>> Start

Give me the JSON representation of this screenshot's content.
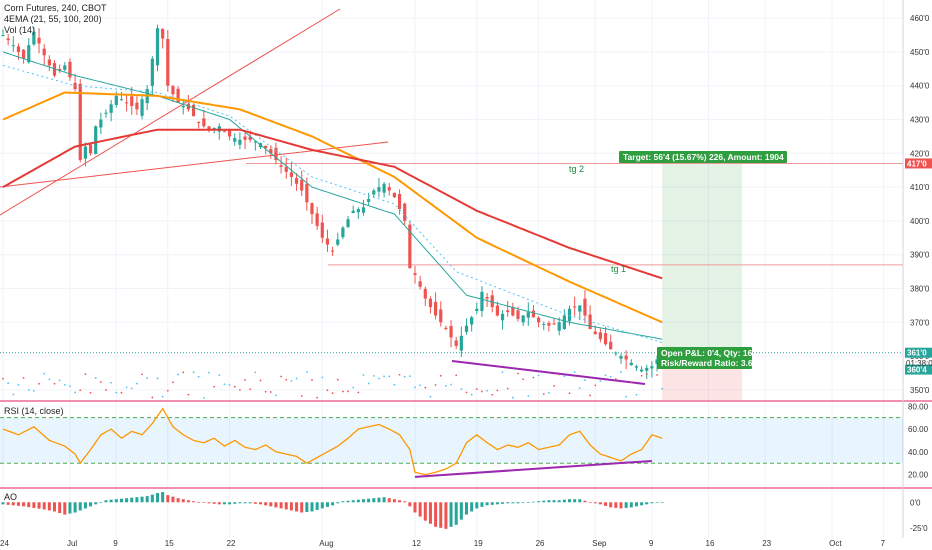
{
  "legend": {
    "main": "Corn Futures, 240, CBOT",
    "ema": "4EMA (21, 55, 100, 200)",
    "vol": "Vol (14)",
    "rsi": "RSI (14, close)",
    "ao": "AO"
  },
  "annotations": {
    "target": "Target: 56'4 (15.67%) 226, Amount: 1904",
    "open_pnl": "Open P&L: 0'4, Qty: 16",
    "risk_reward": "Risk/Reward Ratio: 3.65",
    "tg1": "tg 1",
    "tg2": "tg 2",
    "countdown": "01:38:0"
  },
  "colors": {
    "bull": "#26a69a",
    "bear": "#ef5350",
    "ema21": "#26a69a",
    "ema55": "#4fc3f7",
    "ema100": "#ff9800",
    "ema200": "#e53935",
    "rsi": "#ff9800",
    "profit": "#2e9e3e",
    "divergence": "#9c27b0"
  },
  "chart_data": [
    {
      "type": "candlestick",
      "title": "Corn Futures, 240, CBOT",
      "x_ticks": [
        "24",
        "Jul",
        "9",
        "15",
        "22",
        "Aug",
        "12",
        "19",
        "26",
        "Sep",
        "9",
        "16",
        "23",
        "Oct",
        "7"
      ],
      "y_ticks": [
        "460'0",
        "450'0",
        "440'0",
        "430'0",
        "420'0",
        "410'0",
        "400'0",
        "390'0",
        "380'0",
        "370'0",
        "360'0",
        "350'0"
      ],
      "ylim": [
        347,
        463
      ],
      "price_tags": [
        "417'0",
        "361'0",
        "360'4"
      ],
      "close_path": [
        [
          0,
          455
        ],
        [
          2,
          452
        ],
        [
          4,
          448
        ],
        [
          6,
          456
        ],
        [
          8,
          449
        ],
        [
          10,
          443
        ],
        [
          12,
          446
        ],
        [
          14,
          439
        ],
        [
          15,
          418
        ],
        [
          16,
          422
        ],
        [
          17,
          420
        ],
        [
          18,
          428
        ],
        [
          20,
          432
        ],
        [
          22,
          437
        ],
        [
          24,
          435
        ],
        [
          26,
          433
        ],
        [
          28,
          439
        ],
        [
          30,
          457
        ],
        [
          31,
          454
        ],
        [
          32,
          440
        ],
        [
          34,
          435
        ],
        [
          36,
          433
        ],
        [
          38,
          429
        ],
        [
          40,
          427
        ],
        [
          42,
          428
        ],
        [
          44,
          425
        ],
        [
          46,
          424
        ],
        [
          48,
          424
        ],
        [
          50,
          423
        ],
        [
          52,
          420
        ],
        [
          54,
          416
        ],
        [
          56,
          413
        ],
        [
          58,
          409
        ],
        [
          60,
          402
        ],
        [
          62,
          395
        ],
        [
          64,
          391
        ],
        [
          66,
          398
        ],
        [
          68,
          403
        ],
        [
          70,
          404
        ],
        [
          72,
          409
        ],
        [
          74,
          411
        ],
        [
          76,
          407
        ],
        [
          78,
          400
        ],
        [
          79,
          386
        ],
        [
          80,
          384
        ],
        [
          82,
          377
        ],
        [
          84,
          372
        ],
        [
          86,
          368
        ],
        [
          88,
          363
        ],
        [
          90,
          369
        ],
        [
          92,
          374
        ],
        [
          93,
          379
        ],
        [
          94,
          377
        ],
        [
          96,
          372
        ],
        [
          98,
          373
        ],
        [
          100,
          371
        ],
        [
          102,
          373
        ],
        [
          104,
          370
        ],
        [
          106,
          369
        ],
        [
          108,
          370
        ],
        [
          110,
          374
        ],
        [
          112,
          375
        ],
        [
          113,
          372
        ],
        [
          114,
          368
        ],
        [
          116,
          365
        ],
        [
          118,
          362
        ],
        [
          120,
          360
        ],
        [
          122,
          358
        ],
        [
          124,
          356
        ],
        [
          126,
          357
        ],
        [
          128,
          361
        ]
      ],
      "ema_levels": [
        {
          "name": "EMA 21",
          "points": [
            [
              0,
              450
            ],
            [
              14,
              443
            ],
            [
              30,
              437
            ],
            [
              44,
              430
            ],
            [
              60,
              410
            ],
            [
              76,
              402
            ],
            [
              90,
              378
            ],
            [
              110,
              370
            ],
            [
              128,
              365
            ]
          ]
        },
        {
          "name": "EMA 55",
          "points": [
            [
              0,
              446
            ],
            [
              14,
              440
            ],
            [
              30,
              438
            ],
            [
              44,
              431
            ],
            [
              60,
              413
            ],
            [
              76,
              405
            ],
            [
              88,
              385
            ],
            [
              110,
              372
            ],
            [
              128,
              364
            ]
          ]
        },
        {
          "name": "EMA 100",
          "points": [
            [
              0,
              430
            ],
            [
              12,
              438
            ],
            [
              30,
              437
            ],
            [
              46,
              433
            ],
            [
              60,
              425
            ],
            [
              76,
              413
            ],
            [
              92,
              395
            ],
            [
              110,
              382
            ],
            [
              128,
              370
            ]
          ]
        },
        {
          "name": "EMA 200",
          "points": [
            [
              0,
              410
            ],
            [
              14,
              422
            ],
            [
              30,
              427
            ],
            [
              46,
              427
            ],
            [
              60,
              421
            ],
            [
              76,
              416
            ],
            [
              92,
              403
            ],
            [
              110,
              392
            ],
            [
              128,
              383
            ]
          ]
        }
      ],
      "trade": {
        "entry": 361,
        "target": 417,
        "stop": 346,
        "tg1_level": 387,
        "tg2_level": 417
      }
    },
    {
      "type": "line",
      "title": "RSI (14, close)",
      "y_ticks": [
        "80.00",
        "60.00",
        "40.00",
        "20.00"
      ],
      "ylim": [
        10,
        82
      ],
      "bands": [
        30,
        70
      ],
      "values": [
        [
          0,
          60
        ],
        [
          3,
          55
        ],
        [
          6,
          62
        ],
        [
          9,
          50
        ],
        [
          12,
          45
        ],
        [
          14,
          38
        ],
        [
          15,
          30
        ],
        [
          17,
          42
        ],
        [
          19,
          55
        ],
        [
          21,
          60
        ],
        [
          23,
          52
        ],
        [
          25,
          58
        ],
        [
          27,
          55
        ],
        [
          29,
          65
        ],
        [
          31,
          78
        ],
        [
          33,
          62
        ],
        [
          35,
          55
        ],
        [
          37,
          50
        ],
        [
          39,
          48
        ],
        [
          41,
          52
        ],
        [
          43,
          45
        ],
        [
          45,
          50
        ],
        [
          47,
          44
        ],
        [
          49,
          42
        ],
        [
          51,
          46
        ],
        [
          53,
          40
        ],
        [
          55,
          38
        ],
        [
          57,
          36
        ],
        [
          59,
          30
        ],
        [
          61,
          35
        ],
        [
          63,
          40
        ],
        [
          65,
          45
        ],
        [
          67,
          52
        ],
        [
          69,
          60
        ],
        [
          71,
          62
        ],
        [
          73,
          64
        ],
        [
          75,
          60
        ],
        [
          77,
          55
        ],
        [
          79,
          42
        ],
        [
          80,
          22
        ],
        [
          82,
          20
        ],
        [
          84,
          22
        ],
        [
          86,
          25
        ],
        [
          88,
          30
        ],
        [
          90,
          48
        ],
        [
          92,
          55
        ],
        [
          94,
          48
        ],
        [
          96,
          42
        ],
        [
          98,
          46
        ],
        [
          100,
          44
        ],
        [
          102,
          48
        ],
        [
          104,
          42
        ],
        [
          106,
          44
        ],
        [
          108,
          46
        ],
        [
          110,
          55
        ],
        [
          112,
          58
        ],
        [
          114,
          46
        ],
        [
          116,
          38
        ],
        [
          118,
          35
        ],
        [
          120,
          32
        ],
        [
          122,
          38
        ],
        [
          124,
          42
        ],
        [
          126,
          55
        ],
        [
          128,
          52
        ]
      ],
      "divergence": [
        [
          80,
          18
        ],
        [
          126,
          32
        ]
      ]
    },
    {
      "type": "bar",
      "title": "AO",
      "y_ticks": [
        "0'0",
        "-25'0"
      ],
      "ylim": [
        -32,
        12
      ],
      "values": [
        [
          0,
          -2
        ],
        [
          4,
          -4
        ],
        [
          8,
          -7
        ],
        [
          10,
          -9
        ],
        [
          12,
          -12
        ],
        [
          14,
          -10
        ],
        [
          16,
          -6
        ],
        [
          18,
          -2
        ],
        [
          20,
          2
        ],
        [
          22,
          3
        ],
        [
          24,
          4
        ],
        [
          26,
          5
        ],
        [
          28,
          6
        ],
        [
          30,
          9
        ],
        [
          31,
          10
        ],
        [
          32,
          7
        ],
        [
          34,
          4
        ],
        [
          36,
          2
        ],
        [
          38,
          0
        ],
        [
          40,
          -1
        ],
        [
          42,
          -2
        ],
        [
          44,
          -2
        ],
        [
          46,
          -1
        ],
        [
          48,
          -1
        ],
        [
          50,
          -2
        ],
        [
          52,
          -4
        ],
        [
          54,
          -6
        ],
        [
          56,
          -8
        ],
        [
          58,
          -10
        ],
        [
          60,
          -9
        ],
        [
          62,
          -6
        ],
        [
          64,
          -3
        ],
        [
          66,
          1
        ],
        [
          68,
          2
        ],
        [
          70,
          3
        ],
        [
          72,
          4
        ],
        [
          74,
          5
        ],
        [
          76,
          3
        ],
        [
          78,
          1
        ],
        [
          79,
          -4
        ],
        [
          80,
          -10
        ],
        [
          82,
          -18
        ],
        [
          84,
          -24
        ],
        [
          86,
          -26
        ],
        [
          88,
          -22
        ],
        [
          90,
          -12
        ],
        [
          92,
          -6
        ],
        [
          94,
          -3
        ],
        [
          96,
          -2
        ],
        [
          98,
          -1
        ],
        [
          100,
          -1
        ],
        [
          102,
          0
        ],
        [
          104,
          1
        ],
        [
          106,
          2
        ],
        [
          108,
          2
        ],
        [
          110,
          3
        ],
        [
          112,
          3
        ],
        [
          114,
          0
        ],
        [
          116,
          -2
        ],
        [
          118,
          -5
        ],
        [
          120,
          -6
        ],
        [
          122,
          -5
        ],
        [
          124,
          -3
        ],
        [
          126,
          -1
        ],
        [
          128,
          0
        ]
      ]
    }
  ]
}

>> End

Which lines contain the word "Corn"? Return each of them.

> [Task solution]:
    "main": "Corn Futures, 240, CBOT",
      "title": "Corn Futures, 240, CBOT",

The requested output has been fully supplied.